● Votre objectif
D'après l'extrait, répondez à ces questions :
1. Au plus tard à quelle date les médecins dont le cabinet n'est pas conforme doivent-ils déposer un Ad'AP ?
2. Quelle loi imposait aux ERP d'être accessibles aux personnes handicapées au 1er janvier ?
3. Dans quel journal et à quelle date l'arrêté sur les délais de dépôt et d'exécution de l'Ad'AP est-il paru ?

● Extrait choisi

-------------------------

Sauf délai supplémentaire accordé sous certaines conditions, les médecins dont le cabinet n’est pas conforme aux règles d’accessibilité aux personnes handicapées doivent déposer un Agenda d’Accessibilité Programmée (Ad’AP) au plus tard le 27 septembre prochain.

 

La loi de février 2005 sur le handicap imposait aux Etablissements Recevant du Public (ERP) d’être accessibles aux personnes handicapées au 1er janvier dernier. Cette obligation ne pouvant être tenue, une ordonnance de septembre 2014 a modifié les dispositions de la loi. Les ERP non conformes aux normes d’accessibilité peuvent déposer en préfecture un Agenda d’Accessibilité Programmée (Ad’AP) correspondant à un engagement de réaliser les travaux nécessaires à la mise en conformité des locaux dans un délai de trois ans, de les financer et de respecter les règles d’accessibilité. Les médecins dont le cabinet ne répond pas aux normes d’accessibilité devaient donc déposer un Ad’AP au plus tard le 27 septembre prochain (voir Le Cardiologue n° 376), l’absence de dépôt de cet agenda exposant le gestionnaire du local à des sanctions pécuniaires et pénales. Les médecins concernés ne doivent donc pas oublier cette date butoir.

Cependant, un arrêté paru au Journal Officiel du 8 mai dernier précise les conditions dans lesquelles un délai peut être accordé pour le dépôt et l’exécution de l’Ad’AP. Cet arrêté définit donc le contenu du dossier de demande de prorogation des délais de dépôt ou d’exécution d’un Ad’AP. Il fixe des seuils conditionnant l’acceptation de cette demande par le préfet quand elle est faite pour des motifs financiers. «  Ces seuils permettent de démontrer que : soit le propriétaire ou l’exploitant n’est pas en capacité de financer les travaux d’accessibilité à sa charge dans le cadre d’un agenda et donc d’établir la programmation physico-financière correspondante de manière sincère, soit l’exécution des engagements qu’il a prix dans un tel agenda est devenue impossible en raison de la dégradation de sa situation financière survenue depuis l’approbation de l’agenda.  » L’arrêté fixe également de seuils conditionnant l’approbation par le préfet de la demande d’octroi de périodes supplémentaires dans le cadre de l’approbation d’un Ad’AP.

-------------------------

(Données extraites d'une collection)
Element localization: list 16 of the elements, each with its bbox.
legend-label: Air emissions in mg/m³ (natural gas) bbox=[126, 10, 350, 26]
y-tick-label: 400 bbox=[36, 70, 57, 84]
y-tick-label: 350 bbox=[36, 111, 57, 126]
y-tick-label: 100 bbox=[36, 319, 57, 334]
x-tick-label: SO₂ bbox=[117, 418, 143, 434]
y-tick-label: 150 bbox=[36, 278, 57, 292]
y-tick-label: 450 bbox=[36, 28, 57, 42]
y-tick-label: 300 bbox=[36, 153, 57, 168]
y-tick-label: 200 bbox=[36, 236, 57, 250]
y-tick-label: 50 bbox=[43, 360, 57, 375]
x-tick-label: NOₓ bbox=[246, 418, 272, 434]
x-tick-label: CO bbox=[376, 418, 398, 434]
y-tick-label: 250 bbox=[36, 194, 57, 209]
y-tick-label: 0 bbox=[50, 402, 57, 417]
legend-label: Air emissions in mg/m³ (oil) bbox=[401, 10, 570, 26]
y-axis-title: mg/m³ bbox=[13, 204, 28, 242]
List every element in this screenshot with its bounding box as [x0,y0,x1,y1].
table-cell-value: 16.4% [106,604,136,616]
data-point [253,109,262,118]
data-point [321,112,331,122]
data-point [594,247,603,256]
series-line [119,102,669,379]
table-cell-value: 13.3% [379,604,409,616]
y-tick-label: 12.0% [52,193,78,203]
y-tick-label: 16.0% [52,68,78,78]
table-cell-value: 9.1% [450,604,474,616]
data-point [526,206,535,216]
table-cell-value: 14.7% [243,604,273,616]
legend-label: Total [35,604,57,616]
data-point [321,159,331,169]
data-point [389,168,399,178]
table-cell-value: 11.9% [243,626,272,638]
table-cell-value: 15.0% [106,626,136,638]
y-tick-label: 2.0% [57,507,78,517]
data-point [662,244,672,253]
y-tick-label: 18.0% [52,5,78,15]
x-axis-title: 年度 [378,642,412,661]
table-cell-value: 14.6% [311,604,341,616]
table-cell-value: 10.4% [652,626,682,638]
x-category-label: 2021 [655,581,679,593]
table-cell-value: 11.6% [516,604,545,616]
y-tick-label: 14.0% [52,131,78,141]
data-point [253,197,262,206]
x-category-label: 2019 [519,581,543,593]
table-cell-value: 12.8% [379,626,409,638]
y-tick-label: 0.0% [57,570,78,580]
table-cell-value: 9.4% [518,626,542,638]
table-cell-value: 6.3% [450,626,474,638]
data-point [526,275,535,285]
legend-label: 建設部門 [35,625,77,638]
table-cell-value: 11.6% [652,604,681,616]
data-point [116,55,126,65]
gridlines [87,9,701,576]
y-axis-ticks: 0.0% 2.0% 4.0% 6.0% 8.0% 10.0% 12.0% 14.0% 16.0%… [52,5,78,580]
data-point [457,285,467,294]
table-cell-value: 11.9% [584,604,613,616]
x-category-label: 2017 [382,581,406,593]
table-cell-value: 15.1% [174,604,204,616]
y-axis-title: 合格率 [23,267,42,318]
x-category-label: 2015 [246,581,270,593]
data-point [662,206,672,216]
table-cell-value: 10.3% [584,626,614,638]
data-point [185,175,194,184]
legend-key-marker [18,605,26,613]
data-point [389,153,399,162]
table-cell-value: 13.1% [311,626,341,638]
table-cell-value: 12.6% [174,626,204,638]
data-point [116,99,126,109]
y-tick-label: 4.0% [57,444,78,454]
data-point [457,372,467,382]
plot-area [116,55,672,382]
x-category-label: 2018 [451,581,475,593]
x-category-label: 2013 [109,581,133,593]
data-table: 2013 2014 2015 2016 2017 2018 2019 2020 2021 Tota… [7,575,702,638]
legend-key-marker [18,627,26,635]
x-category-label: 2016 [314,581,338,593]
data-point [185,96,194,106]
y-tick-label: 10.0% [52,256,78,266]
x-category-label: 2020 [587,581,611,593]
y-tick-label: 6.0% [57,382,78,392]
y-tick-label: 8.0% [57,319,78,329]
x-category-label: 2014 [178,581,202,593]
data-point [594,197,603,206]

-------------------------

● Résultat attendu
1. Le 27 septembre.
2. La loi de février 2005 sur le handicap.
3. Au Journal Officiel du 8 mai.